Problem to solve: Repeat every line exactly, keeping the pictures out of the copy.

Excerpted records:

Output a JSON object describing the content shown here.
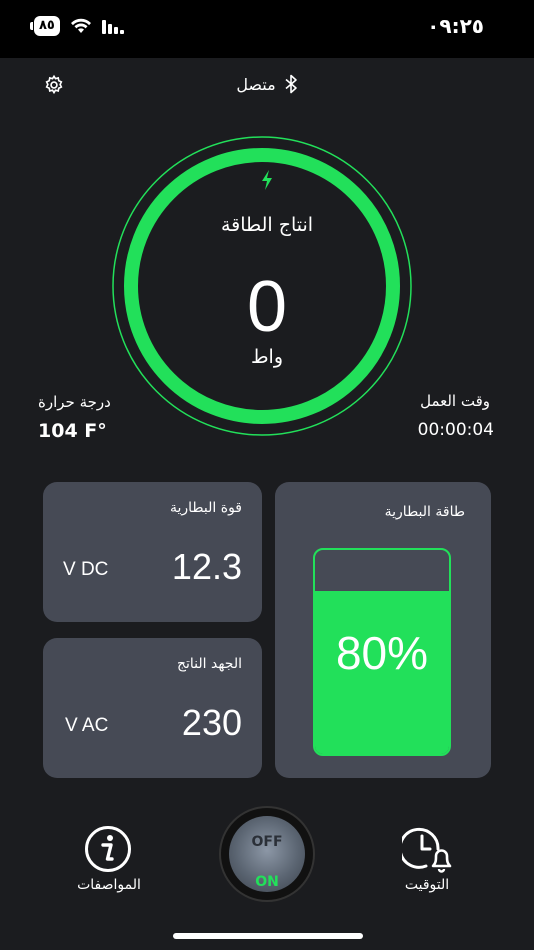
{
  "status_bar": {
    "time": "٠٩:٢٥",
    "battery": "٨٥"
  },
  "header": {
    "connection_status": "متصل"
  },
  "gauge": {
    "title": "انتاج الطاقة",
    "value": "0",
    "unit": "واط"
  },
  "temperature": {
    "label": "درجة حرارة",
    "value": "104 F°"
  },
  "runtime": {
    "label": "وقت العمل",
    "value": "00:00:04"
  },
  "battery_voltage": {
    "title": "قوة البطارية",
    "value": "12.3",
    "unit": "V DC"
  },
  "output_voltage": {
    "title": "الجهد الناتج",
    "value": "230",
    "unit": "V AC"
  },
  "battery_level": {
    "title": "طاقة البطارية",
    "percent_text": "80%",
    "level": 0.8
  },
  "power_switch": {
    "off_label": "OFF",
    "on_label": "ON"
  },
  "nav": {
    "specs_label": "المواصفات",
    "timer_label": "التوقيت"
  },
  "colors": {
    "accent": "#22e05a",
    "card": "#464a55",
    "background": "#1b1c1f"
  }
}
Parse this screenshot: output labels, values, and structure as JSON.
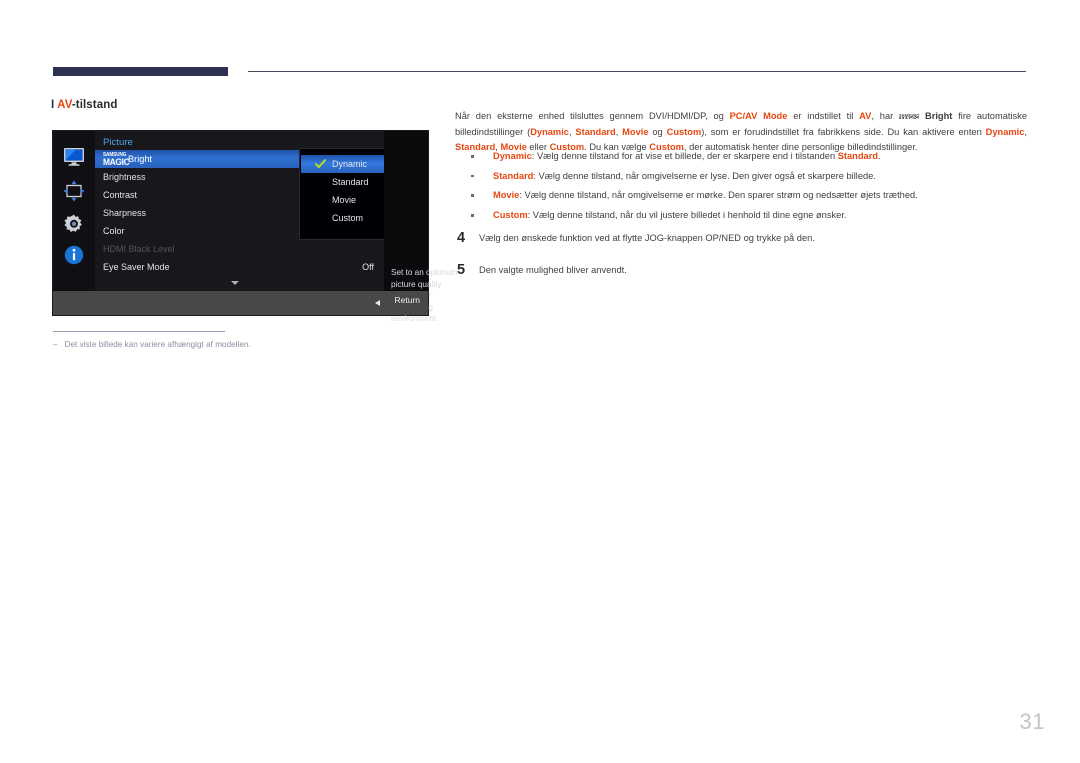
{
  "page": {
    "number": "31",
    "heading": {
      "marker": "I",
      "accent": "AV",
      "rest": "-tilstand"
    },
    "footnote": {
      "dash": "‒",
      "text": "Det viste billede kan variere afhængigt af modellen."
    }
  },
  "osd": {
    "title": "Picture",
    "description": "Set to an optimum\npicture quality\nsuitable for\nthe working\nenvironment.",
    "return_label": "Return",
    "icons": [
      {
        "name": "monitor-icon",
        "label": "Picture"
      },
      {
        "name": "screen-adjust-icon",
        "label": "Screen"
      },
      {
        "name": "gear-icon",
        "label": "System"
      },
      {
        "name": "info-icon",
        "label": "Information"
      }
    ],
    "menu_items": [
      {
        "label": "MAGICBright",
        "value": "",
        "selected": true,
        "disabled": false,
        "is_magic": true,
        "magic_top": "SAMSUNG",
        "magic_mid": "MAGIC",
        "magic_suffix": "Bright"
      },
      {
        "label": "Brightness",
        "value": "",
        "selected": false,
        "disabled": false,
        "is_magic": false
      },
      {
        "label": "Contrast",
        "value": "",
        "selected": false,
        "disabled": false,
        "is_magic": false
      },
      {
        "label": "Sharpness",
        "value": "",
        "selected": false,
        "disabled": false,
        "is_magic": false
      },
      {
        "label": "Color",
        "value": "",
        "selected": false,
        "disabled": false,
        "is_magic": false
      },
      {
        "label": "HDMI Black Level",
        "value": "",
        "selected": false,
        "disabled": true,
        "is_magic": false
      },
      {
        "label": "Eye Saver Mode",
        "value": "Off",
        "selected": false,
        "disabled": false,
        "is_magic": false
      }
    ],
    "dropdown": [
      {
        "label": "Dynamic",
        "selected": true,
        "checked": true
      },
      {
        "label": "Standard",
        "selected": false,
        "checked": false
      },
      {
        "label": "Movie",
        "selected": false,
        "checked": false
      },
      {
        "label": "Custom",
        "selected": false,
        "checked": false
      }
    ]
  },
  "body": {
    "intro": {
      "p1": "Når den eksterne enhed tilsluttes gennem DVI/HDMI/DP, og ",
      "b1": "PC/AV Mode",
      "p2": " er indstillet til ",
      "b2": "AV",
      "p3": ", har ",
      "magic_top": "SAMSUNG",
      "magic_mid": "MAGIC",
      "b3": "Bright",
      "p4": " fire automatiske billedindstillinger (",
      "b4": "Dynamic",
      "p5": ", ",
      "b5": "Standard",
      "p6": ", ",
      "b6": "Movie",
      "p7": " og ",
      "b7": "Custom",
      "p8": "), som er forudindstillet fra fabrikkens side. Du kan aktivere enten ",
      "b8": "Dynamic",
      "p9": ", ",
      "b9": "Standard",
      "p10": ", ",
      "b10": "Movie",
      "p11": " eller ",
      "b11": "Custom",
      "p12": ". Du kan vælge ",
      "b12": "Custom",
      "p13": ", der automatisk henter dine personlige billedindstillinger."
    },
    "bullets": [
      {
        "term": "Dynamic",
        "sep": ": ",
        "text_before": "Vælg denne tilstand for at vise et billede, der er skarpere end i tilstanden ",
        "term2": "Standard",
        "text_after": "."
      },
      {
        "term": "Standard",
        "sep": ": ",
        "text_before": "Vælg denne tilstand, når omgivelserne er lyse. Den giver også et skarpere billede.",
        "term2": "",
        "text_after": ""
      },
      {
        "term": "Movie",
        "sep": ": ",
        "text_before": "Vælg denne tilstand, når omgivelserne er mørke. Den sparer strøm og nedsætter øjets træthed.",
        "term2": "",
        "text_after": ""
      },
      {
        "term": "Custom",
        "sep": ": ",
        "text_before": "Vælg denne tilstand, når du vil justere billedet i henhold til dine egne ønsker.",
        "term2": "",
        "text_after": ""
      }
    ],
    "steps": [
      {
        "num": "4",
        "text": "Vælg den ønskede funktion ved at flytte JOG-knappen OP/NED og trykke på den."
      },
      {
        "num": "5",
        "text": "Den valgte mulighed bliver anvendt."
      }
    ]
  },
  "colors": {
    "accent_red": "#e8470f",
    "navy": "#2e3152",
    "osd_blue": "#2f6fd0",
    "osd_title_blue": "#4fa6e8",
    "check_green": "#b8e020"
  }
}
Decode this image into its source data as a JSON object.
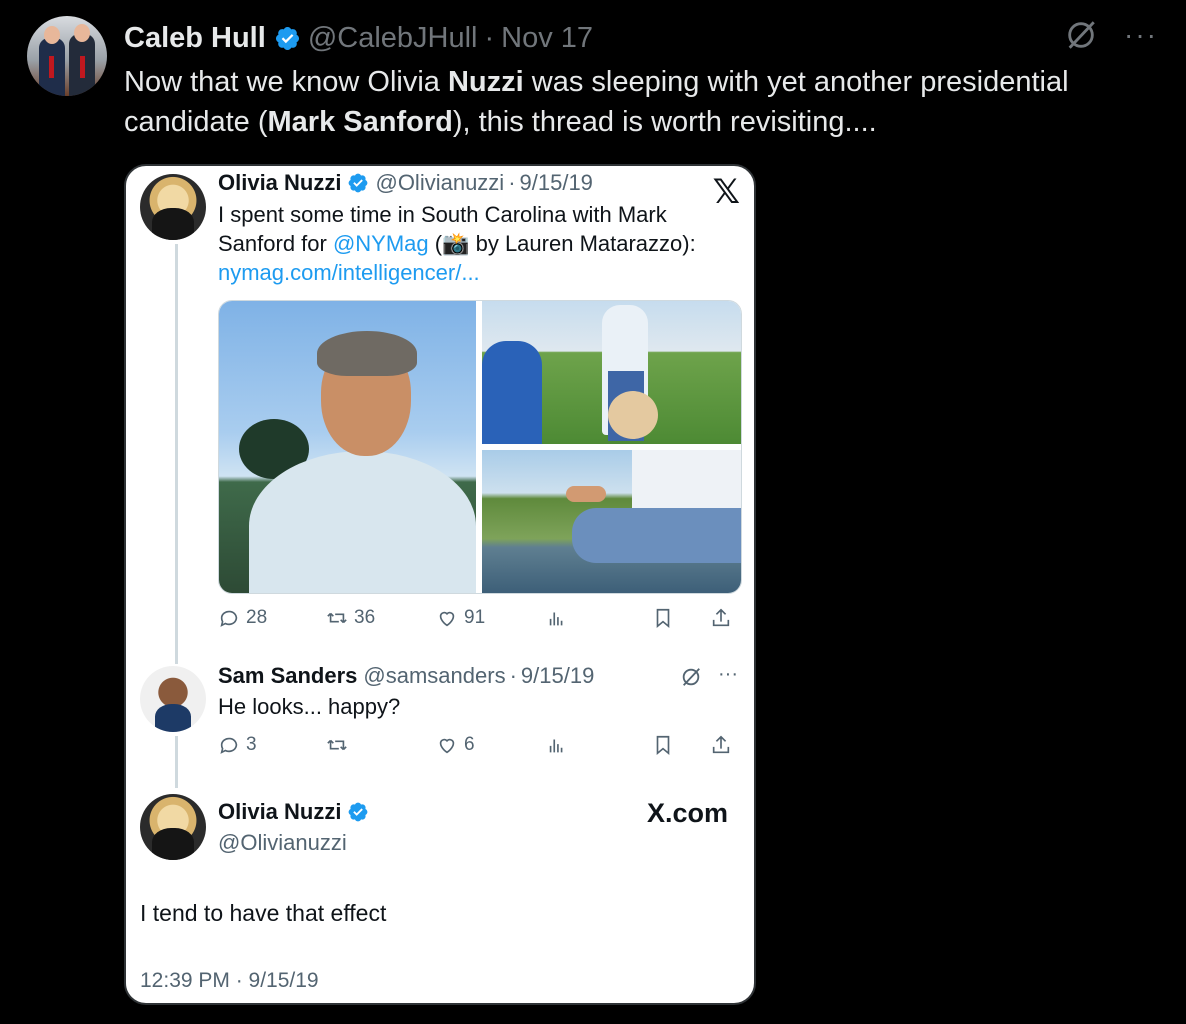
{
  "post": {
    "author_name": "Caleb Hull",
    "author_handle": "@CalebJHull",
    "separator": "·",
    "date": "Nov 17",
    "text_parts": [
      "Now that we know Olivia ",
      "Nuzzi",
      " was sleeping with yet another presidential candidate (",
      "Mark Sanford",
      "), this thread is worth revisiting...."
    ],
    "more_label": "···"
  },
  "quoted": {
    "tweet1": {
      "author_name": "Olivia Nuzzi",
      "author_handle": "@Olivianuzzi",
      "separator": "·",
      "date": "9/15/19",
      "text_line1": "I spent some time in South Carolina with Mark",
      "text_line2_pre": "Sanford for ",
      "mention": "@NYMag",
      "text_line2_post": " (📸 by Lauren Matarazzo):",
      "link": "nymag.com/intelligencer/...",
      "replies": "28",
      "retweets": "36",
      "likes": "91"
    },
    "tweet2": {
      "author_name": "Sam Sanders",
      "author_handle": "@samsanders",
      "separator": "·",
      "date": "9/15/19",
      "text": "He looks... happy?",
      "replies": "3",
      "retweets": "",
      "likes": "6",
      "more_label": "···"
    },
    "tweet3": {
      "author_name": "Olivia Nuzzi",
      "author_handle": "@Olivianuzzi",
      "text": "I tend to have that effect",
      "timestamp": "12:39 PM · 9/15/19",
      "brand": "X.com"
    },
    "x_logo": "𝕏"
  },
  "colors": {
    "background": "#000000",
    "text_primary": "#e7e9ea",
    "text_secondary": "#71767b",
    "verified_blue": "#1d9bf0",
    "card_bg": "#ffffff"
  },
  "icons": [
    "verified-badge-icon",
    "grok-icon",
    "more-icon",
    "x-logo-icon",
    "reply-icon",
    "retweet-icon",
    "like-icon",
    "views-icon",
    "bookmark-icon",
    "share-icon"
  ]
}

Solution for this task:
Output a JSON object describing the content shown here.
{
  "status_bar": {
    "time": "٠٩:٢٥",
    "battery": "٨٥"
  },
  "header": {
    "connection_status": "متصل"
  },
  "gauge": {
    "title": "انتاج الطاقة",
    "value": "0",
    "unit": "واط"
  },
  "temperature": {
    "label": "درجة حرارة",
    "value": "104 F°"
  },
  "runtime": {
    "label": "وقت العمل",
    "value": "00:00:04"
  },
  "battery_voltage": {
    "title": "قوة البطارية",
    "value": "12.3",
    "unit": "V DC"
  },
  "output_voltage": {
    "title": "الجهد الناتج",
    "value": "230",
    "unit": "V AC"
  },
  "battery_level": {
    "title": "طاقة البطارية",
    "percent_text": "80%",
    "level": 0.8
  },
  "power_switch": {
    "off_label": "OFF",
    "on_label": "ON"
  },
  "nav": {
    "specs_label": "المواصفات",
    "timer_label": "التوقيت"
  },
  "colors": {
    "accent": "#22e05a",
    "card": "#464a55",
    "background": "#1b1c1f"
  }
}
Parse this screenshot: output labels, values, and structure as JSON.
{
  "page": {
    "number": "31",
    "heading": {
      "marker": "I",
      "accent": "AV",
      "rest": "-tilstand"
    },
    "footnote": {
      "dash": "‒",
      "text": "Det viste billede kan variere afhængigt af modellen."
    }
  },
  "osd": {
    "title": "Picture",
    "description": "Set to an optimum\npicture quality\nsuitable for\nthe working\nenvironment.",
    "return_label": "Return",
    "icons": [
      {
        "name": "monitor-icon",
        "label": "Picture"
      },
      {
        "name": "screen-adjust-icon",
        "label": "Screen"
      },
      {
        "name": "gear-icon",
        "label": "System"
      },
      {
        "name": "info-icon",
        "label": "Information"
      }
    ],
    "menu_items": [
      {
        "label": "MAGICBright",
        "value": "",
        "selected": true,
        "disabled": false,
        "is_magic": true,
        "magic_top": "SAMSUNG",
        "magic_mid": "MAGIC",
        "magic_suffix": "Bright"
      },
      {
        "label": "Brightness",
        "value": "",
        "selected": false,
        "disabled": false,
        "is_magic": false
      },
      {
        "label": "Contrast",
        "value": "",
        "selected": false,
        "disabled": false,
        "is_magic": false
      },
      {
        "label": "Sharpness",
        "value": "",
        "selected": false,
        "disabled": false,
        "is_magic": false
      },
      {
        "label": "Color",
        "value": "",
        "selected": false,
        "disabled": false,
        "is_magic": false
      },
      {
        "label": "HDMI Black Level",
        "value": "",
        "selected": false,
        "disabled": true,
        "is_magic": false
      },
      {
        "label": "Eye Saver Mode",
        "value": "Off",
        "selected": false,
        "disabled": false,
        "is_magic": false
      }
    ],
    "dropdown": [
      {
        "label": "Dynamic",
        "selected": true,
        "checked": true
      },
      {
        "label": "Standard",
        "selected": false,
        "checked": false
      },
      {
        "label": "Movie",
        "selected": false,
        "checked": false
      },
      {
        "label": "Custom",
        "selected": false,
        "checked": false
      }
    ]
  },
  "body": {
    "intro": {
      "p1": "Når den eksterne enhed tilsluttes gennem DVI/HDMI/DP, og ",
      "b1": "PC/AV Mode",
      "p2": " er indstillet til ",
      "b2": "AV",
      "p3": ", har ",
      "magic_top": "SAMSUNG",
      "magic_mid": "MAGIC",
      "b3": "Bright",
      "p4": " fire automatiske billedindstillinger (",
      "b4": "Dynamic",
      "p5": ", ",
      "b5": "Standard",
      "p6": ", ",
      "b6": "Movie",
      "p7": " og ",
      "b7": "Custom",
      "p8": "), som er forudindstillet fra fabrikkens side. Du kan aktivere enten ",
      "b8": "Dynamic",
      "p9": ", ",
      "b9": "Standard",
      "p10": ", ",
      "b10": "Movie",
      "p11": " eller ",
      "b11": "Custom",
      "p12": ". Du kan vælge ",
      "b12": "Custom",
      "p13": ", der automatisk henter dine personlige billedindstillinger."
    },
    "bullets": [
      {
        "term": "Dynamic",
        "sep": ": ",
        "text_before": "Vælg denne tilstand for at vise et billede, der er skarpere end i tilstanden ",
        "term2": "Standard",
        "text_after": "."
      },
      {
        "term": "Standard",
        "sep": ": ",
        "text_before": "Vælg denne tilstand, når omgivelserne er lyse. Den giver også et skarpere billede.",
        "term2": "",
        "text_after": ""
      },
      {
        "term": "Movie",
        "sep": ": ",
        "text_before": "Vælg denne tilstand, når omgivelserne er mørke. Den sparer strøm og nedsætter øjets træthed.",
        "term2": "",
        "text_after": ""
      },
      {
        "term": "Custom",
        "sep": ": ",
        "text_before": "Vælg denne tilstand, når du vil justere billedet i henhold til dine egne ønsker.",
        "term2": "",
        "text_after": ""
      }
    ],
    "steps": [
      {
        "num": "4",
        "text": "Vælg den ønskede funktion ved at flytte JOG-knappen OP/NED og trykke på den."
      },
      {
        "num": "5",
        "text": "Den valgte mulighed bliver anvendt."
      }
    ]
  },
  "colors": {
    "accent_red": "#e8470f",
    "navy": "#2e3152",
    "osd_blue": "#2f6fd0",
    "osd_title_blue": "#4fa6e8",
    "check_green": "#b8e020"
  }
}
Decode this image into its source data as a JSON object.
{
  "post": {
    "author_name": "Caleb Hull",
    "author_handle": "@CalebJHull",
    "separator": "·",
    "date": "Nov 17",
    "text_parts": [
      "Now that we know Olivia ",
      "Nuzzi",
      " was sleeping with yet another presidential candidate (",
      "Mark Sanford",
      "), this thread is worth revisiting...."
    ],
    "more_label": "···"
  },
  "quoted": {
    "tweet1": {
      "author_name": "Olivia Nuzzi",
      "author_handle": "@Olivianuzzi",
      "separator": "·",
      "date": "9/15/19",
      "text_line1": "I spent some time in South Carolina with Mark",
      "text_line2_pre": "Sanford for ",
      "mention": "@NYMag",
      "text_line2_post": " (📸 by Lauren Matarazzo):",
      "link": "nymag.com/intelligencer/...",
      "replies": "28",
      "retweets": "36",
      "likes": "91"
    },
    "tweet2": {
      "author_name": "Sam Sanders",
      "author_handle": "@samsanders",
      "separator": "·",
      "date": "9/15/19",
      "text": "He looks... happy?",
      "replies": "3",
      "retweets": "",
      "likes": "6",
      "more_label": "···"
    },
    "tweet3": {
      "author_name": "Olivia Nuzzi",
      "author_handle": "@Olivianuzzi",
      "text": "I tend to have that effect",
      "timestamp": "12:39 PM · 9/15/19",
      "brand": "X.com"
    },
    "x_logo": "𝕏"
  },
  "colors": {
    "background": "#000000",
    "text_primary": "#e7e9ea",
    "text_secondary": "#71767b",
    "verified_blue": "#1d9bf0",
    "card_bg": "#ffffff"
  },
  "icons": [
    "verified-badge-icon",
    "grok-icon",
    "more-icon",
    "x-logo-icon",
    "reply-icon",
    "retweet-icon",
    "like-icon",
    "views-icon",
    "bookmark-icon",
    "share-icon"
  ]
}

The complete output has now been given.